**Directions for this task:**
Scan the lines below; pull out those with "Darstellung".

⁂

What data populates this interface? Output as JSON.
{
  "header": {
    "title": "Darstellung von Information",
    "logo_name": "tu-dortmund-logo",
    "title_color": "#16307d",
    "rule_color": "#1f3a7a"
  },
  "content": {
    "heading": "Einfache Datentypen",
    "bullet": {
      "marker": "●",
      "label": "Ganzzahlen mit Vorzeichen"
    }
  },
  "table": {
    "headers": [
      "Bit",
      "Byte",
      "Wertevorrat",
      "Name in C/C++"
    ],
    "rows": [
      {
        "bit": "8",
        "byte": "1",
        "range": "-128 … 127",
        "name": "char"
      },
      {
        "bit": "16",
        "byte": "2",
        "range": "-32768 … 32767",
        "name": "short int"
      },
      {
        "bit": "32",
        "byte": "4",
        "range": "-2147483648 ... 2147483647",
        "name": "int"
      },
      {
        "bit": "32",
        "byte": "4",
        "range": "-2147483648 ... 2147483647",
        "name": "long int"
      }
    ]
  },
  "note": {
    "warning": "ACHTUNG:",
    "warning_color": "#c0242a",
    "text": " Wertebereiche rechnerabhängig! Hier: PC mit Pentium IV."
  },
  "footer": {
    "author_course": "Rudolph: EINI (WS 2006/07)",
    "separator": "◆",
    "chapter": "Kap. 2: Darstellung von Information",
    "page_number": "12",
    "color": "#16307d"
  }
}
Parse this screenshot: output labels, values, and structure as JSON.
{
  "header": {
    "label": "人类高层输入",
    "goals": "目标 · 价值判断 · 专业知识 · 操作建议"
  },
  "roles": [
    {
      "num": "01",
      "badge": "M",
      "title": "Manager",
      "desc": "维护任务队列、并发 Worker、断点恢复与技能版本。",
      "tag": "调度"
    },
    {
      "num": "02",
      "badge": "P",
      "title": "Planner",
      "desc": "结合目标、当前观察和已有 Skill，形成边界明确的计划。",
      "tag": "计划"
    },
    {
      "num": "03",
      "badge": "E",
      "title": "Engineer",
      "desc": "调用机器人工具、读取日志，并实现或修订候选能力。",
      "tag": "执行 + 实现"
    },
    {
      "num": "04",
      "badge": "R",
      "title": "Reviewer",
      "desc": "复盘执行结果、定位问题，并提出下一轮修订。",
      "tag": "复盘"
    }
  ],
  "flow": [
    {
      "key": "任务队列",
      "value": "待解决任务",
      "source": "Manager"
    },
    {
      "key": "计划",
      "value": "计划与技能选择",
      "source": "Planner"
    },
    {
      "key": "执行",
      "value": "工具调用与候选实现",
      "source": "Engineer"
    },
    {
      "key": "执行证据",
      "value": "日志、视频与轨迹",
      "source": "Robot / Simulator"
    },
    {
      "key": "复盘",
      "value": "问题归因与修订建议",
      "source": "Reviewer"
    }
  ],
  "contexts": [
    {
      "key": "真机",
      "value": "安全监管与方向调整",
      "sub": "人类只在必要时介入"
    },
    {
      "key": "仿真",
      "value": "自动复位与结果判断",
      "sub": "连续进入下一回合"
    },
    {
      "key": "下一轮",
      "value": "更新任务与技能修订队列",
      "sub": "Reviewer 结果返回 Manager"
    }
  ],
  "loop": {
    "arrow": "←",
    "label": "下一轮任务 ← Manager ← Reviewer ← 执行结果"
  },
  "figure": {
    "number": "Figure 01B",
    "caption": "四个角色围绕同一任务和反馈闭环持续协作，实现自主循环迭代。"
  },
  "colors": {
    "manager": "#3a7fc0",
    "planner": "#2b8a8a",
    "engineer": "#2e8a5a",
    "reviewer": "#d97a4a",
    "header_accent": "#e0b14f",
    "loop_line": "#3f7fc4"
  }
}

⁂

**Answer to this task:**
    "title": "Darstellung von Information",
    "chapter": "Kap. 2: Darstellung von Information",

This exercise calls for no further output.